Document segment: Begin

Study design: Randomized clinical trial (pragmatic strategy trial) Sample size calculation: 1048 patients. A MACE rate of 20% for all risk groups in both the standard and intervention groups: sample sizes of 476 per group to achieve 80% power to detect a non-inferiority margin of 0.0800. The reference group proportion is 0.2000, and the treatment group proportion is 0.2800 under the null hypothesis of inferiority. Power was calculated assuming the actual treatment group proportion is 0.2 Study population: Patients ≥18 years with an intermediate to high risk for NSTE-ACS (defined as a modified HEAR score ≥ 4) Intervention: applying modified HEAR score and hs POC troponin to identify patients for direct rule out (low risk), transfer to the nearest hospital for rapid rule-out and/or fast-track diagnosis in which non-invasive imaging is strongly recommended (intermediate risk) or direct referral to a PCI center (high risk).
Main study parameters/endpoints: primary endpoints: healthcare costs and non-inferiority for MACE (all cause death, confirmed ACS, re ACS, and unplanned PCI or CABG) at 30 days. Secondary: MACE after ruling out ACS at 30 days, Quality of life (EQ5D5L) and cost-effectiveness at 12 months.

Document segment: End
Data extract: Begin

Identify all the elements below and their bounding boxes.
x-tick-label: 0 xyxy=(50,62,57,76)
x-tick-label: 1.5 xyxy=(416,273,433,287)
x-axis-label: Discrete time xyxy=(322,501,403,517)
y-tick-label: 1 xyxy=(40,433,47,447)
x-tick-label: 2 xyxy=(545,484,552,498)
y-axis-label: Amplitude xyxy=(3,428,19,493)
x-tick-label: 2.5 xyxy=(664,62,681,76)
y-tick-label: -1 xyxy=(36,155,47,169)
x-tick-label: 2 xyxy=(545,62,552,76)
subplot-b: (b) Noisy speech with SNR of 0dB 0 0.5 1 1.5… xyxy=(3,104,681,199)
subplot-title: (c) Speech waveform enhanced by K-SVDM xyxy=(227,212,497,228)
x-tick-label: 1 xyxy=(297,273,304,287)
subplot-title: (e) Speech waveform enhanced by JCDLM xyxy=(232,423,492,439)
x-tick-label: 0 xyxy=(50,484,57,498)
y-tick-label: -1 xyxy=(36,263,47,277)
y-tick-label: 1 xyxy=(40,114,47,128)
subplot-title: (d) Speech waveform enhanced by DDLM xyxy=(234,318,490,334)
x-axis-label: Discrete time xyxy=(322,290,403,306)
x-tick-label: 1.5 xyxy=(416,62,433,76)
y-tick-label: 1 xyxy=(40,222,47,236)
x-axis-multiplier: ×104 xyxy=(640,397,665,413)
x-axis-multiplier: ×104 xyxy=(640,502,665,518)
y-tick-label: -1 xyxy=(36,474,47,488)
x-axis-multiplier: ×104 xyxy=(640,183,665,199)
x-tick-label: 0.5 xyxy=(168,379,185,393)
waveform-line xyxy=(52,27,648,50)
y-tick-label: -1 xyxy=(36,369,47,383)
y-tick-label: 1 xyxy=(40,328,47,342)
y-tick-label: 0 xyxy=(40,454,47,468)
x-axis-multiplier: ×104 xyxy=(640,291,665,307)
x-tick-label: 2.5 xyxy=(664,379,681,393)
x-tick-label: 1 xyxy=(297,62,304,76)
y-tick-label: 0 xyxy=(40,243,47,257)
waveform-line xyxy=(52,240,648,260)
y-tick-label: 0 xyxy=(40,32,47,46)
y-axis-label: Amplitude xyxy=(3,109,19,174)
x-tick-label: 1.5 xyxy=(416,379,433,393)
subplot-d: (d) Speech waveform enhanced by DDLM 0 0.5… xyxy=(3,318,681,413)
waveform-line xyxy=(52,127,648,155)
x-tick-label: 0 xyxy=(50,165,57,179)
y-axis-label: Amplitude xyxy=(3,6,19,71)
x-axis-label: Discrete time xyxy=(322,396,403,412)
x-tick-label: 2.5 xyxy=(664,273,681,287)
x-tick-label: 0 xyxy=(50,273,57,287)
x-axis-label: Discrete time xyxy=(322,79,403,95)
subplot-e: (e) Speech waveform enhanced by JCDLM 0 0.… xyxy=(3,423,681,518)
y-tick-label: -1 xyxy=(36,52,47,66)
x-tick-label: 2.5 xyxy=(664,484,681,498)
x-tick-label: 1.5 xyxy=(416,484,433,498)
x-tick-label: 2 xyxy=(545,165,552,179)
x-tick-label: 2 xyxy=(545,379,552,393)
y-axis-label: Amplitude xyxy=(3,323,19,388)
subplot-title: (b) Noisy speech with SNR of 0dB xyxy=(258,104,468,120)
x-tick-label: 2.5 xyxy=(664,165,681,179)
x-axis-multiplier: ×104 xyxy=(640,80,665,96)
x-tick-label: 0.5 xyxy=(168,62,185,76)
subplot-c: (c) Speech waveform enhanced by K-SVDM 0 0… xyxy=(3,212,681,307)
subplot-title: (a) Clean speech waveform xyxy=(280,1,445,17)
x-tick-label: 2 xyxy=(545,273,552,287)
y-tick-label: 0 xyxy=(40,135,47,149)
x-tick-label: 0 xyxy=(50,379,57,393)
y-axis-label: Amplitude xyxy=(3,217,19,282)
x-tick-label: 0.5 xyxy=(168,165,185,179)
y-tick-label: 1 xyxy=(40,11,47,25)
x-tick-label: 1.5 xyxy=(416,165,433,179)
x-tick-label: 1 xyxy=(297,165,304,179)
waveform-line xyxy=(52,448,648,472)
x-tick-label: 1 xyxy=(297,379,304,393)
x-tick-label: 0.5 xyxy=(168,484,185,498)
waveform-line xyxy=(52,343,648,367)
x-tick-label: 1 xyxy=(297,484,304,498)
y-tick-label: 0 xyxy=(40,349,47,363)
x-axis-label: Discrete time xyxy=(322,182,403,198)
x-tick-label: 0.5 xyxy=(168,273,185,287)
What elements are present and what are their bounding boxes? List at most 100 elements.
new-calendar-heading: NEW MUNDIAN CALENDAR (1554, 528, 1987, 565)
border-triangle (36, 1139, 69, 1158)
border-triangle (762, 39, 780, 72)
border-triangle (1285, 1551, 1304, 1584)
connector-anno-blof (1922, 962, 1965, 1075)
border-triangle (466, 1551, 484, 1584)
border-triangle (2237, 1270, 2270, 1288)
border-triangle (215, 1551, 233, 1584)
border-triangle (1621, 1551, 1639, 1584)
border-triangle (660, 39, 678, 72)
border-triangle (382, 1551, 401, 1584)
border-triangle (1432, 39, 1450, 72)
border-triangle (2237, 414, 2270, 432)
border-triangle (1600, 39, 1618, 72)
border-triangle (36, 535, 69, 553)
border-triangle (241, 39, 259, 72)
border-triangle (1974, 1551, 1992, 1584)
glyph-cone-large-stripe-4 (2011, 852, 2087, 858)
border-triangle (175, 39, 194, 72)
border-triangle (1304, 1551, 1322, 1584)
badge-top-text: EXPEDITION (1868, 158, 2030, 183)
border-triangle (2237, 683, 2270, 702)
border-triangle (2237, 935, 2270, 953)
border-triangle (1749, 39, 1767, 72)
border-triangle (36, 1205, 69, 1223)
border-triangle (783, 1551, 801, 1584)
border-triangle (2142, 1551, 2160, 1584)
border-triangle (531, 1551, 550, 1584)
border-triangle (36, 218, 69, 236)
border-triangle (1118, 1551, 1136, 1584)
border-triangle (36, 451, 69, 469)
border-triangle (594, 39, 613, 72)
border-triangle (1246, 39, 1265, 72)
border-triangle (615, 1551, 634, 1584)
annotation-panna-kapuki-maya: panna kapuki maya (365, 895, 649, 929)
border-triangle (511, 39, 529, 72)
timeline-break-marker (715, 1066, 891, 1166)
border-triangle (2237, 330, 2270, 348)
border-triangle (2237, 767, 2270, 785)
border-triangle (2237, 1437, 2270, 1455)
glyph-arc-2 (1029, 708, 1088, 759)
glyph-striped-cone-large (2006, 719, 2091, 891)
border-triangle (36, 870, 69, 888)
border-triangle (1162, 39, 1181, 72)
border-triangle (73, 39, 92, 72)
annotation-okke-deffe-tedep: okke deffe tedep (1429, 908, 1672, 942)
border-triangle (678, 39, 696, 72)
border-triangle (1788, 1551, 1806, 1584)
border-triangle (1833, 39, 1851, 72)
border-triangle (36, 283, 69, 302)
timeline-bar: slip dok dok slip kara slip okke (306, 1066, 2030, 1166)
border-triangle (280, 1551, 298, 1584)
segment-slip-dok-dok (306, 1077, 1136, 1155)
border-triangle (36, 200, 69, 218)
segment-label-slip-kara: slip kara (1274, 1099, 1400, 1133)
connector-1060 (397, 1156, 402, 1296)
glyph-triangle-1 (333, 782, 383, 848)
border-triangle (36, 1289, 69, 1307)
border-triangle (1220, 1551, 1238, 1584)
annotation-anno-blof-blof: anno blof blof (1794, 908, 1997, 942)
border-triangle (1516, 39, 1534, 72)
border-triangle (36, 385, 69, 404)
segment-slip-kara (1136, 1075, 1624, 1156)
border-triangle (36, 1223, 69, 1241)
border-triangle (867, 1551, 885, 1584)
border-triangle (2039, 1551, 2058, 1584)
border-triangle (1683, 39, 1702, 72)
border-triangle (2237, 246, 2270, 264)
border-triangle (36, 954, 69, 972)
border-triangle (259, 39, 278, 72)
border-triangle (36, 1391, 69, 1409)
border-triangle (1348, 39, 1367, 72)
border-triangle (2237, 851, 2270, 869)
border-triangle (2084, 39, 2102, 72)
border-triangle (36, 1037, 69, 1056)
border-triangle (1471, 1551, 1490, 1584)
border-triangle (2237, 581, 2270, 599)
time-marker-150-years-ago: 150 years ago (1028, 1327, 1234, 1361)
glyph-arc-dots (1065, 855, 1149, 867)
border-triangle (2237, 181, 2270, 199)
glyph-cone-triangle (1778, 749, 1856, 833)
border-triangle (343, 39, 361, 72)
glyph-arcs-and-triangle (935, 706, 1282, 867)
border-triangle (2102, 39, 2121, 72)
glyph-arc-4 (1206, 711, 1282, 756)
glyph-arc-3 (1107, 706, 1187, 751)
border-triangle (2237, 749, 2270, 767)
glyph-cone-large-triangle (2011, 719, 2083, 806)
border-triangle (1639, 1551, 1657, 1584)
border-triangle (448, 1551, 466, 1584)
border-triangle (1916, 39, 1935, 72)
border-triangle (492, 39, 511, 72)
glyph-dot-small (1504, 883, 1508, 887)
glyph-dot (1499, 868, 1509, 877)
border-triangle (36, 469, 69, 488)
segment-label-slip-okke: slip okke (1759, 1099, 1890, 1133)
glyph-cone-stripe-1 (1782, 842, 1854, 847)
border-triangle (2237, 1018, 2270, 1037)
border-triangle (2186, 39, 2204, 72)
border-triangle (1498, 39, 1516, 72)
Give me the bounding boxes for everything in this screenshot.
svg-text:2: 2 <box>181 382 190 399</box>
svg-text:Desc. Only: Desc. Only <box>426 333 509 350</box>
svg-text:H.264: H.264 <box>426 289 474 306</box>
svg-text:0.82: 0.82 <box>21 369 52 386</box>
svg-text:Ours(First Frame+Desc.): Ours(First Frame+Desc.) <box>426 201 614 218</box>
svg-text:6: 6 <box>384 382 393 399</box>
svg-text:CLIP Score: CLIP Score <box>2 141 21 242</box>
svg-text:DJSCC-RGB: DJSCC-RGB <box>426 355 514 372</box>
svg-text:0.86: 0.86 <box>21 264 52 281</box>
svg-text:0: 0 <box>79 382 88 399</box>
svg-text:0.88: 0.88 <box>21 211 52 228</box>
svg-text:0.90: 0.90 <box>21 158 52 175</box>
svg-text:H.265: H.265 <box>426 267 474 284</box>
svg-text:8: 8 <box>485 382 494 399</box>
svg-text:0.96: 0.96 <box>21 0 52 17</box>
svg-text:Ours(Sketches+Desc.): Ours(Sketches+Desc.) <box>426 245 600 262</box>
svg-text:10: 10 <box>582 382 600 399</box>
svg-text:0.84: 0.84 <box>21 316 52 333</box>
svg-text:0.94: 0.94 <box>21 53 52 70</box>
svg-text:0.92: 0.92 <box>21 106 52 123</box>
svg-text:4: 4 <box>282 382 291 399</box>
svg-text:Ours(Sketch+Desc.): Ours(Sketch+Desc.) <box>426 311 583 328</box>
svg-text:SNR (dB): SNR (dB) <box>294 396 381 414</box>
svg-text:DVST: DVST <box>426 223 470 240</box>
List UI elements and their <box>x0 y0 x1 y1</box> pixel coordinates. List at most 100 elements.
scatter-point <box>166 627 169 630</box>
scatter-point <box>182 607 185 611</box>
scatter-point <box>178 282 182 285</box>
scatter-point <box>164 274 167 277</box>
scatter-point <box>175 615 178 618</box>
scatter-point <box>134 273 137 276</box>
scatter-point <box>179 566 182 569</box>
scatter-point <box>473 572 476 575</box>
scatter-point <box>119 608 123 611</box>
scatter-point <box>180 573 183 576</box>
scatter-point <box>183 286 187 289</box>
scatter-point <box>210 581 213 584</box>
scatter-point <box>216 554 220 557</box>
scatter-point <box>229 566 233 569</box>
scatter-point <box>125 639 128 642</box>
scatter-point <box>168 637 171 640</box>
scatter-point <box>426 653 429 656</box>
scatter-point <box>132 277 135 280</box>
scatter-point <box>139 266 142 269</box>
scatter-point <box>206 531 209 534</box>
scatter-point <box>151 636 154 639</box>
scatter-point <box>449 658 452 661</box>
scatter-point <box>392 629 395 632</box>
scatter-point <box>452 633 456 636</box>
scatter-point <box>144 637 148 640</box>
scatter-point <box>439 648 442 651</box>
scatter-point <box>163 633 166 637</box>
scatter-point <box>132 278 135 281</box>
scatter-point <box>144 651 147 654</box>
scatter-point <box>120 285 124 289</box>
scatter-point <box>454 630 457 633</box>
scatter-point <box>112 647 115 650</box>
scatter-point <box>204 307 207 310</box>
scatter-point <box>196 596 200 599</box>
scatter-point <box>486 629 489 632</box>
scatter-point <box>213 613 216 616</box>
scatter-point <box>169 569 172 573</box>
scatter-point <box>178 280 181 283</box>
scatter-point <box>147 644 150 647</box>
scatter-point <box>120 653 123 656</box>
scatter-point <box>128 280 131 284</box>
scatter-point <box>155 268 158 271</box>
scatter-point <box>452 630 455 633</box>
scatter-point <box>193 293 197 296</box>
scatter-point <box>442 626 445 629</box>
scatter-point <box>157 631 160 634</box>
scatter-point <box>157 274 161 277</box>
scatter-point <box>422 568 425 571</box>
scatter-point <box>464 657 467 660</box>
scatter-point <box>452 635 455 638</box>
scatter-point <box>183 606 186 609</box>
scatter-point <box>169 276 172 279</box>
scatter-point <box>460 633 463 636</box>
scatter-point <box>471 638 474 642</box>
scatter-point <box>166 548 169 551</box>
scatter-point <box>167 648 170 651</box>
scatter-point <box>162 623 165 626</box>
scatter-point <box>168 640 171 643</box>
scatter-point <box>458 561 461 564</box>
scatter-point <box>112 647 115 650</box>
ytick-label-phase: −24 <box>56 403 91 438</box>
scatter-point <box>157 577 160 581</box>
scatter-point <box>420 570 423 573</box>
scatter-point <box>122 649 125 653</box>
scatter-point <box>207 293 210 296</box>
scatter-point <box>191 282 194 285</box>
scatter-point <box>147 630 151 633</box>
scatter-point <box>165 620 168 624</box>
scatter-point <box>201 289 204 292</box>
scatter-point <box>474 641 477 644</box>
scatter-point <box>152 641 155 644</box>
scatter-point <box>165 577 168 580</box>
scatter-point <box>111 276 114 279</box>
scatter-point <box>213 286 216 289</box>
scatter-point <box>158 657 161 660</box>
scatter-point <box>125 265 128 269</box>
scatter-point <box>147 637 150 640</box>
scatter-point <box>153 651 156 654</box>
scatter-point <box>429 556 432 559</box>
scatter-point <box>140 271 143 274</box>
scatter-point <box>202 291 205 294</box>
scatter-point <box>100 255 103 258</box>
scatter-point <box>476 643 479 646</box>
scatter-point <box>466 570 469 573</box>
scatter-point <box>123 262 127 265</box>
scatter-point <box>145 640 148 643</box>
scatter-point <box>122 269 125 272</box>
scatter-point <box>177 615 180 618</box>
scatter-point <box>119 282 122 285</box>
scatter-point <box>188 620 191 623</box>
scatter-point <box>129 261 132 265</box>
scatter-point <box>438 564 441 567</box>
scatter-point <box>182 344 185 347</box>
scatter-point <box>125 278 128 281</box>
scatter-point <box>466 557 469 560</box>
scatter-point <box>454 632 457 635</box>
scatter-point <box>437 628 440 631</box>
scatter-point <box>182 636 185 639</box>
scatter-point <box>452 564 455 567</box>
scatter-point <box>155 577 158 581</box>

Data extract: End

:: What this exercise asks ::
[1] Retype the stretch of the trial summary from "Main study parameters/endpoints: primary" through "at 12 months.".
[2] For each statement below, state whether the trial summary supports it, answering yes or no and quoting the words that decide it. (a) The sample size calculation calls for 476 patients per group. (b) Patients aged 16 and older are eligible for the study population. (c) Quality of life is assessed at 30 days.

:: Answers ::
[1]
Main study parameters/endpoints: primary endpoints: healthcare costs and non-inferiority for MACE (all cause death, confirmed ACS, re ACS, and unplanned PCI or CABG) at 30 days. Secondary: MACE after ruling out ACS at 30 days, Quality of life (EQ5D5L) and cost-effectiveness at 12 months.

[2]
(a) Yes: "sample sizes of 476 per group"
(b) No: "Patients ≥18 years"
(c) No: "Quality of life (EQ5D5L) and cost-effectiveness at 12 months"